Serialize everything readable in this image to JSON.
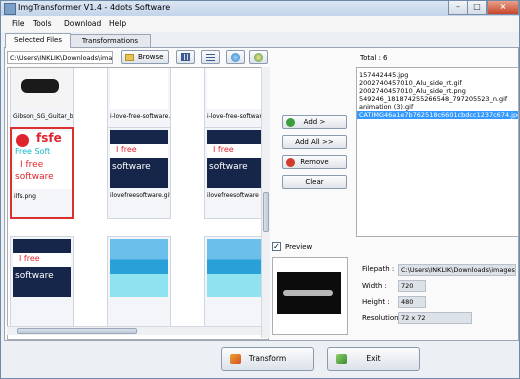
{
  "window": {
    "title": "ImgTransformer V1.4 - 4dots Software"
  },
  "menu": [
    "File",
    "Tools",
    "Download",
    "Help"
  ],
  "tabs": [
    {
      "label": "Selected Files"
    },
    {
      "label": "Transformations"
    }
  ],
  "toolbar": {
    "path": "C:\\Users\\INKLIK\\Downloads\\images",
    "browse_label": "Browse"
  },
  "thumbnails": [
    {
      "caption": "Gibson_SG_Guitar_by_Ineffable"
    },
    {
      "caption": "i-love-free-software.gif"
    },
    {
      "caption": "i-love-free-software"
    },
    {
      "caption": "ilfs.png",
      "logo_text": "fsfe",
      "logo_text2": "Free Soft",
      "logo_text3": "I free",
      "logo_text4": "software"
    },
    {
      "caption": "ilovefreesoftware.gif",
      "logo_text": "I free",
      "logo_text2": "software"
    },
    {
      "caption": "ilovefreesoftware",
      "logo_text": "I free",
      "logo_text2": "software"
    },
    {
      "caption": "",
      "logo_text": "I free",
      "logo_text2": "software"
    },
    {
      "caption": ""
    },
    {
      "caption": ""
    }
  ],
  "actions": {
    "add": "Add >",
    "add_all": "Add All >>",
    "remove": "Remove",
    "clear": "Clear"
  },
  "total": {
    "label": "Total :",
    "value": "6"
  },
  "file_list": [
    "157442445.jpg",
    "2002740457010_Alu_side_rt.gif",
    "2002740457010_Alu_side_rt.png",
    "549246_181874255266548_797205523_n.gif",
    "animation (3).gif",
    "CATIMG46a1e7b762518c6601cbdcc1237c674.jpg"
  ],
  "preview": {
    "label": "Preview",
    "checked": true
  },
  "info": {
    "filepath_label": "Filepath :",
    "filepath": "C:\\Users\\INKLIK\\Downloads\\images",
    "width_label": "Width :",
    "width": "720",
    "height_label": "Height :",
    "height": "480",
    "resolution_label": "Resolution :",
    "resolution": "72 x 72"
  },
  "bottom": {
    "transform": "Transform",
    "exit": "Exit"
  },
  "colors": {
    "accent": "#3399ff",
    "heart": "#e0242e",
    "logo_teal": "#16b7c8",
    "navy": "#16264a"
  }
}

□ □ □ □

Problem statement: From the listing above, collect each line in which the string "ilovefreesoftware" appears.

Task answer:
      "caption": "ilovefreesoftware.gif",
      "caption": "ilovefreesoftware",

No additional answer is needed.